◆ Written instruction: Of all the lines in this data, how many include "Consumer"? Respond with the number only.

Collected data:
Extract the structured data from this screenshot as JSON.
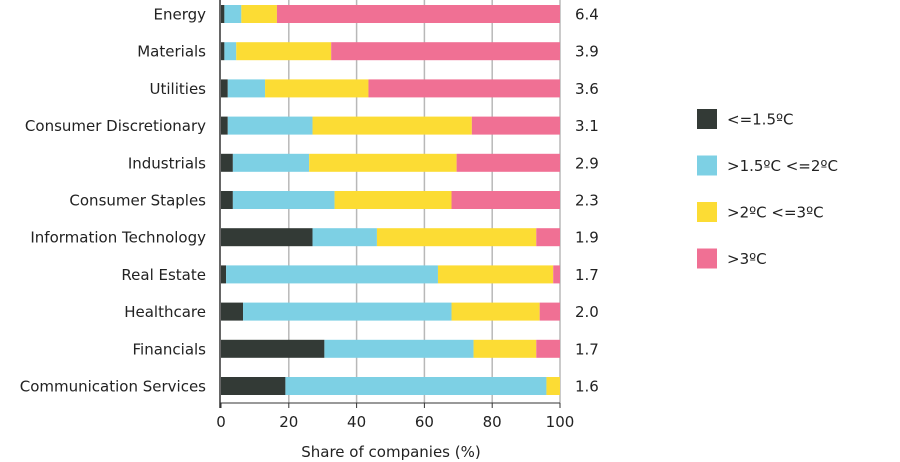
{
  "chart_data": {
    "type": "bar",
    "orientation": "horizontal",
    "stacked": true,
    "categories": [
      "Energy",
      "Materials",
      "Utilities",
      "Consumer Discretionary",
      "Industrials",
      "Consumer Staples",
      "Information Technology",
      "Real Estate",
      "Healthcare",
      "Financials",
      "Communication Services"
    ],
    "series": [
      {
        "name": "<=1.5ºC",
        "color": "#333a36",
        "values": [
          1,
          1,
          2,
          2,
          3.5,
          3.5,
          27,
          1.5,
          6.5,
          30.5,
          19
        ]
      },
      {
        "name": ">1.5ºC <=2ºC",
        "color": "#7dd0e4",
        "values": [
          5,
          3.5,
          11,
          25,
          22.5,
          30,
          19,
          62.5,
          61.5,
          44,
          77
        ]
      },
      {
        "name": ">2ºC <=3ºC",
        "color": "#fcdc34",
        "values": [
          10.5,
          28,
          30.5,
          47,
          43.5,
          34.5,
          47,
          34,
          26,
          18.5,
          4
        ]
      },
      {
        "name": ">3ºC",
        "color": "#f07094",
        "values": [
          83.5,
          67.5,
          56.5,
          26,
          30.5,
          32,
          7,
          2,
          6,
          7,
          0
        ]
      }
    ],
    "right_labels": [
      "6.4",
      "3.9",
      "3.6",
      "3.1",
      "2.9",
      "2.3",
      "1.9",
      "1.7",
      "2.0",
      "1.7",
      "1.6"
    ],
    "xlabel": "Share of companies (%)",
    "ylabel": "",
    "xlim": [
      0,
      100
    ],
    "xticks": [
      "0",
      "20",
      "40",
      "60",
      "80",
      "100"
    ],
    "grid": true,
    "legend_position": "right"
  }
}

...

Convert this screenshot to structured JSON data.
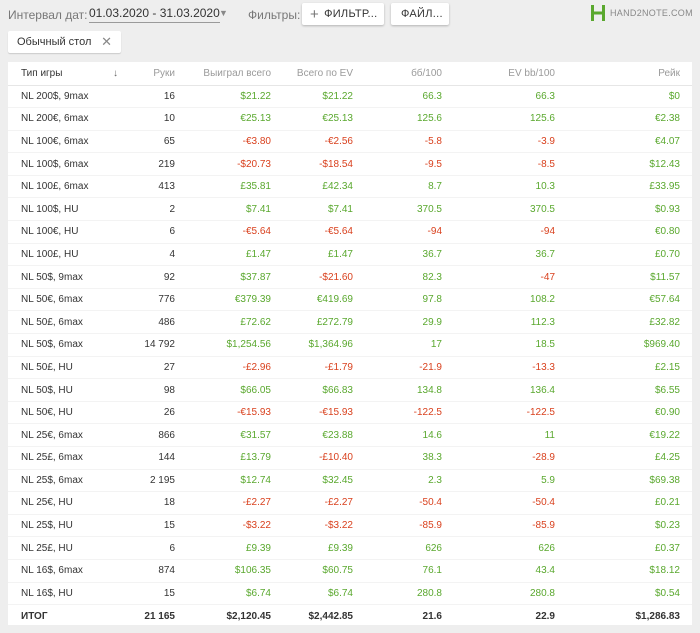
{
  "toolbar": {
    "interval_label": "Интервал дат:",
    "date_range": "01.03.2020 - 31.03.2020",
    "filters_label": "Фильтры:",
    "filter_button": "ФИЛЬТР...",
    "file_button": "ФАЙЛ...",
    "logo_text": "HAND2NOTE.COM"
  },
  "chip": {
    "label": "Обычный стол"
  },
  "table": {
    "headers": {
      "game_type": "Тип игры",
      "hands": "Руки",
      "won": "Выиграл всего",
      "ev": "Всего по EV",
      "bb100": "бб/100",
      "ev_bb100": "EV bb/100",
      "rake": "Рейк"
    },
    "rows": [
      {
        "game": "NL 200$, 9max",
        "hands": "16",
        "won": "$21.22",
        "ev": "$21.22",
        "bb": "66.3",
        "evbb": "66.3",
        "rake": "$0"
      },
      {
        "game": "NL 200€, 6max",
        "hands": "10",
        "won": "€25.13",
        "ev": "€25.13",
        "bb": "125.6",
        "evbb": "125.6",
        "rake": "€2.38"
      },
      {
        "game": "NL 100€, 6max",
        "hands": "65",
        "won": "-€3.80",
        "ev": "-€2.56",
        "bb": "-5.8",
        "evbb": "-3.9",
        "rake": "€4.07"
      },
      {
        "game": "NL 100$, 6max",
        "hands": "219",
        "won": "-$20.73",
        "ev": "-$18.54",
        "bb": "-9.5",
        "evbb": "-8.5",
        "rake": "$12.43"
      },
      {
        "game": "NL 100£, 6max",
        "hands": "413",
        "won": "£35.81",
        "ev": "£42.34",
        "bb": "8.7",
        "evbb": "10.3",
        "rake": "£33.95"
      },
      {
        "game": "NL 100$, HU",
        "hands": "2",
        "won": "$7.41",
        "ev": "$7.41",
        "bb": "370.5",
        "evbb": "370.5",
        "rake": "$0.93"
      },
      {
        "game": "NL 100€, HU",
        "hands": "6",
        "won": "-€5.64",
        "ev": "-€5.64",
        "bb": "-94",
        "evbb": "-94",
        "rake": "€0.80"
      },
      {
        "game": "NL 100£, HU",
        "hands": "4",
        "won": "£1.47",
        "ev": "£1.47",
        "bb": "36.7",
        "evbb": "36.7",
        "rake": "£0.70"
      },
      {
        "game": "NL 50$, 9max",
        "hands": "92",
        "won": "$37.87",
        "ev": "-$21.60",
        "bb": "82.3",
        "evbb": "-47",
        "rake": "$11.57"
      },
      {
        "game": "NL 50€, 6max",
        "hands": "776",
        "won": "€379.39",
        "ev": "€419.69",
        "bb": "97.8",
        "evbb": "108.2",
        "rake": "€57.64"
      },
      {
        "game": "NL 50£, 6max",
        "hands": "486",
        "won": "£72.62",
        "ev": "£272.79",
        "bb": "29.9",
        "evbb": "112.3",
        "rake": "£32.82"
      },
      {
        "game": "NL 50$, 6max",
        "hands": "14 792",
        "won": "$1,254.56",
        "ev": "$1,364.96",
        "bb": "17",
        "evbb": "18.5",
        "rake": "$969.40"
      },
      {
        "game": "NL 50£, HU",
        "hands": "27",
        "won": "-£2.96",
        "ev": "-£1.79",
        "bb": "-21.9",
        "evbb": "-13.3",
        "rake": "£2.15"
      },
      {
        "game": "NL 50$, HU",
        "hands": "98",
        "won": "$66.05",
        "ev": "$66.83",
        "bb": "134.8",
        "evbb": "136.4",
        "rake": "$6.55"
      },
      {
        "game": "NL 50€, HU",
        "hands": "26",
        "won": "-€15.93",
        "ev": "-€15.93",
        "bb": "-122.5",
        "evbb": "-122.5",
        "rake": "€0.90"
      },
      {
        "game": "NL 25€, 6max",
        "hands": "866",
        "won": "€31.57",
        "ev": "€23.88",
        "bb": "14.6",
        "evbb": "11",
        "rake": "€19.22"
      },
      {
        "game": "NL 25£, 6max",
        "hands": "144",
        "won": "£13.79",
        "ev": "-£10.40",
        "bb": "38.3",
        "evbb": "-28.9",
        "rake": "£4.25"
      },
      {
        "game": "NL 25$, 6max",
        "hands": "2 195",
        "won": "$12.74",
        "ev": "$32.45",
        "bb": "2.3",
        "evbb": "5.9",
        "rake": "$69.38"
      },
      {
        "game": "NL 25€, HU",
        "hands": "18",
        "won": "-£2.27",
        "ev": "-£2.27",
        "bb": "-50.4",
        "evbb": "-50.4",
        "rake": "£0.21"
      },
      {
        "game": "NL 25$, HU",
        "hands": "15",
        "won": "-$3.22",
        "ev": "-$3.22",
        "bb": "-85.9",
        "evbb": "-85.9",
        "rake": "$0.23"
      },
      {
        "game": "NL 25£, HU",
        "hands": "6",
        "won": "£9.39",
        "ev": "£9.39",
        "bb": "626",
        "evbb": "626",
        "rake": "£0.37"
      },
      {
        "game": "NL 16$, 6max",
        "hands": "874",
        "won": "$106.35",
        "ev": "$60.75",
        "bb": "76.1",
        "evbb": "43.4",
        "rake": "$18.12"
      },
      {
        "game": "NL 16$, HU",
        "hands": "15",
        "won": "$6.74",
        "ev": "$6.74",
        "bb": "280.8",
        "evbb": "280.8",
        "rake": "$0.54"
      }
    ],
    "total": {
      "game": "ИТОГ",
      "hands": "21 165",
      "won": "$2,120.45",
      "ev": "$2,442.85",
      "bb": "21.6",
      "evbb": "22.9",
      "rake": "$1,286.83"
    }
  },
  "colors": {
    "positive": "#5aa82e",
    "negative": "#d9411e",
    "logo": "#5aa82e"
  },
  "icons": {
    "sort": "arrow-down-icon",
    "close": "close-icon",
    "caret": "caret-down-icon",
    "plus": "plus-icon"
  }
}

* * *

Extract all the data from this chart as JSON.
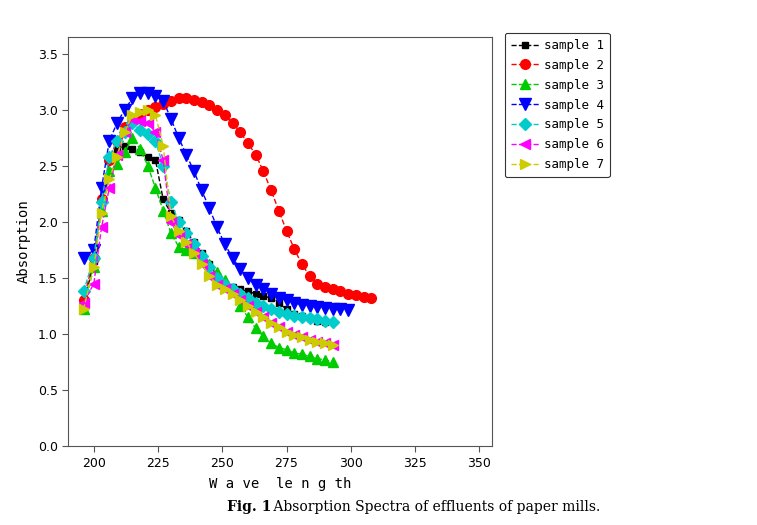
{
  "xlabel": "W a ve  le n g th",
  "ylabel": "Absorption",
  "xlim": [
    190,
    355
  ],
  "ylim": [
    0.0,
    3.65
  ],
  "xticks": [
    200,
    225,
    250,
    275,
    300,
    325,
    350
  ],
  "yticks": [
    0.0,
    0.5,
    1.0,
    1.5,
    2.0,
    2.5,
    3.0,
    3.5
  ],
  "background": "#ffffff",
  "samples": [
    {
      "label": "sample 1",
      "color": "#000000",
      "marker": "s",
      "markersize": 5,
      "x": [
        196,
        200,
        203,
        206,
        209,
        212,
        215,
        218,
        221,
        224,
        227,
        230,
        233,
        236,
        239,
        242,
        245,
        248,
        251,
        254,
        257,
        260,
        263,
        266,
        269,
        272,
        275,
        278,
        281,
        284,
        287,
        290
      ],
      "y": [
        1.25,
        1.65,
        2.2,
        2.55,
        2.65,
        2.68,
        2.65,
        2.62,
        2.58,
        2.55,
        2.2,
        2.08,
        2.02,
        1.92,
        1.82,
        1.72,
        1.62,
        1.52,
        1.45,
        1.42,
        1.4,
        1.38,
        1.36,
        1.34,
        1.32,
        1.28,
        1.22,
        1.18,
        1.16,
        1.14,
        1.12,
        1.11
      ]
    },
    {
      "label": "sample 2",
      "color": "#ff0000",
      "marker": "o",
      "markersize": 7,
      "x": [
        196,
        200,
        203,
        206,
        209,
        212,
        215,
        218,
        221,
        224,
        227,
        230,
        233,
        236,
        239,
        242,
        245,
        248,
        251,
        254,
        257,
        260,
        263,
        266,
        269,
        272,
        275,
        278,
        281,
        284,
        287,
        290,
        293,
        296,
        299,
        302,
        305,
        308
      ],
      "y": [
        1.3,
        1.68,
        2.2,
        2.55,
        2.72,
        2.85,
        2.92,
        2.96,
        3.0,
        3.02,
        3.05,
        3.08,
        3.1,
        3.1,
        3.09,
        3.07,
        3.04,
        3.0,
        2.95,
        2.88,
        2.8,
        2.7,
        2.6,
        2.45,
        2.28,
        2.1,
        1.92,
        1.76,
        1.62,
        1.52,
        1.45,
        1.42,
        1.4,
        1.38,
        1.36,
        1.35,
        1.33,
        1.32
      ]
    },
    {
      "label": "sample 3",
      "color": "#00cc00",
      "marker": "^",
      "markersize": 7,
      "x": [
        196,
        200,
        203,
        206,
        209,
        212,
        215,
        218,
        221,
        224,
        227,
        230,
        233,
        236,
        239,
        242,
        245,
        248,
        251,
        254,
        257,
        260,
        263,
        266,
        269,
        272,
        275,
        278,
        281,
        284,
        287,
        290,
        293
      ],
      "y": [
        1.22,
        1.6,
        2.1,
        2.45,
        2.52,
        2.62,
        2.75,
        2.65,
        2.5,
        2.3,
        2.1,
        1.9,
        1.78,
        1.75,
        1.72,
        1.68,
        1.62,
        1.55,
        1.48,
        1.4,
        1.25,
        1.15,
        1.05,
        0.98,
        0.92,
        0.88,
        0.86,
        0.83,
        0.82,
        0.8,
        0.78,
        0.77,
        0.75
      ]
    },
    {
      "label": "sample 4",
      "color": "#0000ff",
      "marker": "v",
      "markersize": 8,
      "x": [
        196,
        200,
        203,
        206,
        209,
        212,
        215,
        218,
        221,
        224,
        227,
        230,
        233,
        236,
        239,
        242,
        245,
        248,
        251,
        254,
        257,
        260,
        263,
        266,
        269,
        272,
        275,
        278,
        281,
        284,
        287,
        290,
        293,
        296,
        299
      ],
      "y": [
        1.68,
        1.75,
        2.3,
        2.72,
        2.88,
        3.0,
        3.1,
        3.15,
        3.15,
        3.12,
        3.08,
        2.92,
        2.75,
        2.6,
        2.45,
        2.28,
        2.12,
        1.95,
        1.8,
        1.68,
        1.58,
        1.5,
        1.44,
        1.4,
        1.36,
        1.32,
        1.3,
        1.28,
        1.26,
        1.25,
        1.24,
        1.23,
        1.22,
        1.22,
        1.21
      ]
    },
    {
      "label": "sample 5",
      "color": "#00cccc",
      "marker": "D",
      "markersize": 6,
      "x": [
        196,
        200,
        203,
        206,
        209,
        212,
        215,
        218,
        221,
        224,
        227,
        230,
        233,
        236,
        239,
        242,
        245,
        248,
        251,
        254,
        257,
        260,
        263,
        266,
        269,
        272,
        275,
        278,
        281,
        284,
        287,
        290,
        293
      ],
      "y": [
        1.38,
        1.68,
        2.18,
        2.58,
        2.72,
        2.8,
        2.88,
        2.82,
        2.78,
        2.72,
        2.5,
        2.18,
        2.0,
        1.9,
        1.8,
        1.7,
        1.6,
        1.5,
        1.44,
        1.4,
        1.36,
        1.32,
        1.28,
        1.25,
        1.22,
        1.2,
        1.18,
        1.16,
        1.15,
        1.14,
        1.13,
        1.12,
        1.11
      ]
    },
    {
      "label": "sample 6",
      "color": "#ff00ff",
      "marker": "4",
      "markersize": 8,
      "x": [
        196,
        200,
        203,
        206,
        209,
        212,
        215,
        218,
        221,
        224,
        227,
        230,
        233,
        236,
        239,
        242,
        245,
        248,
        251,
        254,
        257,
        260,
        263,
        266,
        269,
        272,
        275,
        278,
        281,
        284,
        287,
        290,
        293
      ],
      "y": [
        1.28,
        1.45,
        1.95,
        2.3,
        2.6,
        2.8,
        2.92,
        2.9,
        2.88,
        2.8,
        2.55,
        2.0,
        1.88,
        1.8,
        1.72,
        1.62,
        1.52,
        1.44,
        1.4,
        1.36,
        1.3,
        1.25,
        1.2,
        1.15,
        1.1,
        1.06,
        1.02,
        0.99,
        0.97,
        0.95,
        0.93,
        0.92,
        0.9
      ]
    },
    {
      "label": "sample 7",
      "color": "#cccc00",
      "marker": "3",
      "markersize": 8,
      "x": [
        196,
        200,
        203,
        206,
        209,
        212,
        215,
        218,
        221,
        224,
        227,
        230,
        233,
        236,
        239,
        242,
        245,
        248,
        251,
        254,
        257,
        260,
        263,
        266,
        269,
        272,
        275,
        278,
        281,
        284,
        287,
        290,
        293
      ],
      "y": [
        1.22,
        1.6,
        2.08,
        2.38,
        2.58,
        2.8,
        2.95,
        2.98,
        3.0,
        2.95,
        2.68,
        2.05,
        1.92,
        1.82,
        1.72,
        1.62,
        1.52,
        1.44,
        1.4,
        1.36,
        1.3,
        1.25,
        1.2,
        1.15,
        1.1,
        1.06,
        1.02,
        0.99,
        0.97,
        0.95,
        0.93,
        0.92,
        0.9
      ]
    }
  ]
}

◆ Completed exercise: 2